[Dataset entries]

========

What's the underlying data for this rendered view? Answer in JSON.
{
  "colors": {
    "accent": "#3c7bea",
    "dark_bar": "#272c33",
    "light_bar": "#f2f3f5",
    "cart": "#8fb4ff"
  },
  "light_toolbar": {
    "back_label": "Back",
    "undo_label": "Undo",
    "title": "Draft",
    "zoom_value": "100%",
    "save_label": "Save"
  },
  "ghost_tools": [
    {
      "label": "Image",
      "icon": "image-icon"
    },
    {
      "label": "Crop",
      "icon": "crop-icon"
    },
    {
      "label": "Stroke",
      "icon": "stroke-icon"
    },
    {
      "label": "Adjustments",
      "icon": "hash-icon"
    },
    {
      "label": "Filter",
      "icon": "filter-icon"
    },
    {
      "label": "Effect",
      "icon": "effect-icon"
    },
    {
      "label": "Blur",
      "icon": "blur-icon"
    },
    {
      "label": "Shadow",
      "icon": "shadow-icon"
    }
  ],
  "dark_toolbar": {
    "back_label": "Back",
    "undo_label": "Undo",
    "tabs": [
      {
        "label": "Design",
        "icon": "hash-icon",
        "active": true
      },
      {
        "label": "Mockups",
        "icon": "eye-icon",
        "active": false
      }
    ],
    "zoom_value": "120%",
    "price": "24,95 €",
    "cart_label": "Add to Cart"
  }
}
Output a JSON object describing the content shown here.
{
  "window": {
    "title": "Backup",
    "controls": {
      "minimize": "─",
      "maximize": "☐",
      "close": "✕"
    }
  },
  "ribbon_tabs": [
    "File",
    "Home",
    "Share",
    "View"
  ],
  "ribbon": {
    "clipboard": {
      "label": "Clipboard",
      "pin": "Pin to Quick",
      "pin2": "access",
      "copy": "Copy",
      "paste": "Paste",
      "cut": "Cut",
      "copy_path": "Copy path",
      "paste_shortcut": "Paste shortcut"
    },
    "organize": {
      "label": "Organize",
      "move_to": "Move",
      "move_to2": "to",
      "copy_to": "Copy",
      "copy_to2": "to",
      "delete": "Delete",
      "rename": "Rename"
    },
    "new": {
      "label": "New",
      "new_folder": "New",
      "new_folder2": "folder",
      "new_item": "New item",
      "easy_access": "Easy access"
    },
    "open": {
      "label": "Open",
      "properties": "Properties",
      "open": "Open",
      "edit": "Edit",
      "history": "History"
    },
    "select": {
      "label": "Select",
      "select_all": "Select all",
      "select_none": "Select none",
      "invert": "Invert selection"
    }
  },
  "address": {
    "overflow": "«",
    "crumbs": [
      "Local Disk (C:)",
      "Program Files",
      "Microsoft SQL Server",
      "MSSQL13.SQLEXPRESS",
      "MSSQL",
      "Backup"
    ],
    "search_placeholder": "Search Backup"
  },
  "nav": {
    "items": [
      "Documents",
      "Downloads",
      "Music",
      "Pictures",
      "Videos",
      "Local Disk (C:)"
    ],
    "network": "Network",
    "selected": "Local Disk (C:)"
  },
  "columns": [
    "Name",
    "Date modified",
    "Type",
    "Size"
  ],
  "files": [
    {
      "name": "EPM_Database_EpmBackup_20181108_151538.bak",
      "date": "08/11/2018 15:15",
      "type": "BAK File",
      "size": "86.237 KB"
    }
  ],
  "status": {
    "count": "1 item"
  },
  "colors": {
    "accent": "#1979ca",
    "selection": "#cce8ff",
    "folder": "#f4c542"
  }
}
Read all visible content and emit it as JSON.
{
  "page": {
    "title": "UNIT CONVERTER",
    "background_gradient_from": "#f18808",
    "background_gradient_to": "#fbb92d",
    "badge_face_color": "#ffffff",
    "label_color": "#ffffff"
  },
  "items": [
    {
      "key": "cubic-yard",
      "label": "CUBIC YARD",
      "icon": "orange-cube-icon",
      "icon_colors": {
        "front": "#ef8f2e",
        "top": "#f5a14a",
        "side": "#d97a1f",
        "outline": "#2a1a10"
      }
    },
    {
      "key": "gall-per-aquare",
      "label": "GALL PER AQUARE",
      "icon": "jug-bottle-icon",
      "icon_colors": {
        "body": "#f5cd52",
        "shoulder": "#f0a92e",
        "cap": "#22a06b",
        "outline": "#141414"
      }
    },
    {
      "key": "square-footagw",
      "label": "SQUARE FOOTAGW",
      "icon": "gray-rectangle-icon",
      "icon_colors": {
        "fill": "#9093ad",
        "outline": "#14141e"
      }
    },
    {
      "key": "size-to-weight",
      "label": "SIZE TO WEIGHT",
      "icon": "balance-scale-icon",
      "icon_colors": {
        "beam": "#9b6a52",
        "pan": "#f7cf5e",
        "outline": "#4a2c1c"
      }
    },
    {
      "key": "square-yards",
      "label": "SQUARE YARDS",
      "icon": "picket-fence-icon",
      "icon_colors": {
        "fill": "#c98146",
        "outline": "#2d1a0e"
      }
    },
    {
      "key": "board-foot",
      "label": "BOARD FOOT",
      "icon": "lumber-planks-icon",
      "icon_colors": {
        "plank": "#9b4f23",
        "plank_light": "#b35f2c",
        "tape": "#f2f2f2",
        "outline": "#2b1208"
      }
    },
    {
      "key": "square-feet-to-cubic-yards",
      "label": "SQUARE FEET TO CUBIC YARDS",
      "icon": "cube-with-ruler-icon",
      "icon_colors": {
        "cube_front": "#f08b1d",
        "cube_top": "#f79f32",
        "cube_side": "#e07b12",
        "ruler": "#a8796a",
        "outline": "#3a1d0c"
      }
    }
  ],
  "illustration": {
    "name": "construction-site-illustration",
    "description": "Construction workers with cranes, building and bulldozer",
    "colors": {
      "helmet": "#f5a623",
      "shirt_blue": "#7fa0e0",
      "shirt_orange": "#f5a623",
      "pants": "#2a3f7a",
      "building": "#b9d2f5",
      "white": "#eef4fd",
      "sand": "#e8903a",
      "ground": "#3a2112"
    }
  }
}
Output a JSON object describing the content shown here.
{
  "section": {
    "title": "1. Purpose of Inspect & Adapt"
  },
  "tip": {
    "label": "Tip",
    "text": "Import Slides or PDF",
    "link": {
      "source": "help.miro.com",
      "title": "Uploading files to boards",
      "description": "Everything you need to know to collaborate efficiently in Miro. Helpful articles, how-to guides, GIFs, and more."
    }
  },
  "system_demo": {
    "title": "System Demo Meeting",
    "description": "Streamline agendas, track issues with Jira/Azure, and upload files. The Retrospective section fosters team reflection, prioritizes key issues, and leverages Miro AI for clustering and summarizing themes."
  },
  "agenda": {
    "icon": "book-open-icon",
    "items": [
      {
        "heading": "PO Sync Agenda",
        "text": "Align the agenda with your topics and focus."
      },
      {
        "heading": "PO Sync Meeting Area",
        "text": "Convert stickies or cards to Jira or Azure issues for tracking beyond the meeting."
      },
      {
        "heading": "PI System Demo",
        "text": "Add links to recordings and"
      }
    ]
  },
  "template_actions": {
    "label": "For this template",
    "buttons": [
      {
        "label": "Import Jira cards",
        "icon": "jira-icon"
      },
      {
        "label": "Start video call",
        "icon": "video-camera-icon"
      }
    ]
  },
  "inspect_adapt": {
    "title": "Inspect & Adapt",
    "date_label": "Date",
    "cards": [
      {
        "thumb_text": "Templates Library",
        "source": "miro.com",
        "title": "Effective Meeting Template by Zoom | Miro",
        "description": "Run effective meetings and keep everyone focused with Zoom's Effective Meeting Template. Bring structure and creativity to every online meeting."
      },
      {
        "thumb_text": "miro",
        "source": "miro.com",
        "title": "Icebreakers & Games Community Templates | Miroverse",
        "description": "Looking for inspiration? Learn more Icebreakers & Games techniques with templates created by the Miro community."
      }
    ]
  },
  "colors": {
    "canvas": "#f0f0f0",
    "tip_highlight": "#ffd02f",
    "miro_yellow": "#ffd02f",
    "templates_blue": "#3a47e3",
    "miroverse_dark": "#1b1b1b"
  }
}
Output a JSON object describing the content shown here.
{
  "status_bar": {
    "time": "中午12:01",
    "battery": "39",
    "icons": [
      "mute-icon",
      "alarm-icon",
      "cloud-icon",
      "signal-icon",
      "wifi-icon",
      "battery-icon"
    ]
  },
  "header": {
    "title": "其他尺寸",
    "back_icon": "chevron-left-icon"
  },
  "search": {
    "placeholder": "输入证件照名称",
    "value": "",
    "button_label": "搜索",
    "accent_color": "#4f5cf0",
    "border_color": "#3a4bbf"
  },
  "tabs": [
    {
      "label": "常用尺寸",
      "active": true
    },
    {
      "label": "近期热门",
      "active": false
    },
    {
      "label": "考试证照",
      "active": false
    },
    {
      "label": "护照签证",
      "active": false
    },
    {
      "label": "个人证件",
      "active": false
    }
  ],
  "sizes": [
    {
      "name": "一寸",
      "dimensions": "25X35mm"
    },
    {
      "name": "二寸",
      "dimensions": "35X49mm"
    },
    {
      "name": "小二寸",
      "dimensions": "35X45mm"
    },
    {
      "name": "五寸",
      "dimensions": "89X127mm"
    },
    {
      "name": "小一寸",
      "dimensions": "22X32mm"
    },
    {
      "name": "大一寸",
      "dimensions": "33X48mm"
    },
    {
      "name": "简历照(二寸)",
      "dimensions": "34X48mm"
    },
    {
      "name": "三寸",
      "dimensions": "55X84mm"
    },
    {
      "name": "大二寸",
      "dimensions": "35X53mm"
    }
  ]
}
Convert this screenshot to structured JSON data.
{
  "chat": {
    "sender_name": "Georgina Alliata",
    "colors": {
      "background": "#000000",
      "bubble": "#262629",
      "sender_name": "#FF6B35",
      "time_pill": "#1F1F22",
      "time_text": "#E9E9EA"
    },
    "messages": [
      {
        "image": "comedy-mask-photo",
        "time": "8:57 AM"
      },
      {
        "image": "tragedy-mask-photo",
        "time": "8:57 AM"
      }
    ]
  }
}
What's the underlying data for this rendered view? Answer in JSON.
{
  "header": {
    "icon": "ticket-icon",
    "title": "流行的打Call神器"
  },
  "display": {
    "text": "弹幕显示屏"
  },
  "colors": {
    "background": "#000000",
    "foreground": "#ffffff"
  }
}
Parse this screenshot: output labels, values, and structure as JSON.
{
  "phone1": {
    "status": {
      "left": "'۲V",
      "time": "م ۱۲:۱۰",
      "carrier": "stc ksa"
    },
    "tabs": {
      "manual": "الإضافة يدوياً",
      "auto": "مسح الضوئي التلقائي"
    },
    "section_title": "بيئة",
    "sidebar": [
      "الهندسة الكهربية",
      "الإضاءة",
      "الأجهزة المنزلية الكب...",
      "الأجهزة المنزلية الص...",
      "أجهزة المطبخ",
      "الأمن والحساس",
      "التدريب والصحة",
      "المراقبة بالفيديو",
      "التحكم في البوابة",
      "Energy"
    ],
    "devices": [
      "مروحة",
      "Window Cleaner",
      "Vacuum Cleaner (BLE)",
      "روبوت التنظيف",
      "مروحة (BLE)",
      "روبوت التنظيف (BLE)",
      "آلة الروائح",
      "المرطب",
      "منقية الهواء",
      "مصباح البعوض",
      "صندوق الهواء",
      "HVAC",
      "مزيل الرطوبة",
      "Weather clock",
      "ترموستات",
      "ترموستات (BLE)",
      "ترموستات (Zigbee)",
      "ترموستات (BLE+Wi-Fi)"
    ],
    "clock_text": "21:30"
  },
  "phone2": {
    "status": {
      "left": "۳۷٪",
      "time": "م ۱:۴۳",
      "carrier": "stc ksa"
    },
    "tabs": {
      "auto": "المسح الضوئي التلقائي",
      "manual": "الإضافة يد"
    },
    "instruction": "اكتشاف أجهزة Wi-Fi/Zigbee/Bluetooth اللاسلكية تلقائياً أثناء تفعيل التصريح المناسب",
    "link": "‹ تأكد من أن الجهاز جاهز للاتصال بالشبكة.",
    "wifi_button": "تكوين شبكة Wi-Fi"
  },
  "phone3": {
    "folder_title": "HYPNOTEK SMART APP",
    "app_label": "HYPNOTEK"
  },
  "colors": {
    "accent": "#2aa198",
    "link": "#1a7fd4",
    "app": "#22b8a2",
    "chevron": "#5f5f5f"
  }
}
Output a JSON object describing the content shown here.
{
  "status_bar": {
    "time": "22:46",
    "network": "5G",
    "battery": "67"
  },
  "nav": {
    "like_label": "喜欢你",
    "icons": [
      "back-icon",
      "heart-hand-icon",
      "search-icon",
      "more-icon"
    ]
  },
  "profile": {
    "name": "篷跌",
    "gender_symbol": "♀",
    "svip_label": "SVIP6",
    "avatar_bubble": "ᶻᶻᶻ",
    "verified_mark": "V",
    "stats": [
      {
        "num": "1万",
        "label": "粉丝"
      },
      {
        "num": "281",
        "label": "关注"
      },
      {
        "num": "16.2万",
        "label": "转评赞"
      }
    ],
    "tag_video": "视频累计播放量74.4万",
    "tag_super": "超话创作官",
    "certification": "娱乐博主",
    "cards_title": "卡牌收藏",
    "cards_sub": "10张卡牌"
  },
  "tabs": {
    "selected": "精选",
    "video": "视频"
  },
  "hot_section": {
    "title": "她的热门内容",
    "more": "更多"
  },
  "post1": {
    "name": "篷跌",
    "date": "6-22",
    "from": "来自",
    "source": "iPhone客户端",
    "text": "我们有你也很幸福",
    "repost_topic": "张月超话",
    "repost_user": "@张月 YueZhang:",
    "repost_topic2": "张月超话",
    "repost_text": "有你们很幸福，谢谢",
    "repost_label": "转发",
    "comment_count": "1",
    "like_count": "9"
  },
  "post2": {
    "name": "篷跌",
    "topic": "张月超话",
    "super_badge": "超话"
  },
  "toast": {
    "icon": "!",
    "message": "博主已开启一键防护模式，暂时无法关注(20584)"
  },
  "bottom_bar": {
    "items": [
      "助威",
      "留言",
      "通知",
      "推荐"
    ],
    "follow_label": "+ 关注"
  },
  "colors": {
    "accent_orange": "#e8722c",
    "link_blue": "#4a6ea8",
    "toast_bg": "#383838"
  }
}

========

YOUR GOAL: Find each line holding the word "access" and copy it.

ANSWER FOR THE TASK:
      "pin2": "access",
      "easy_access": "Easy access"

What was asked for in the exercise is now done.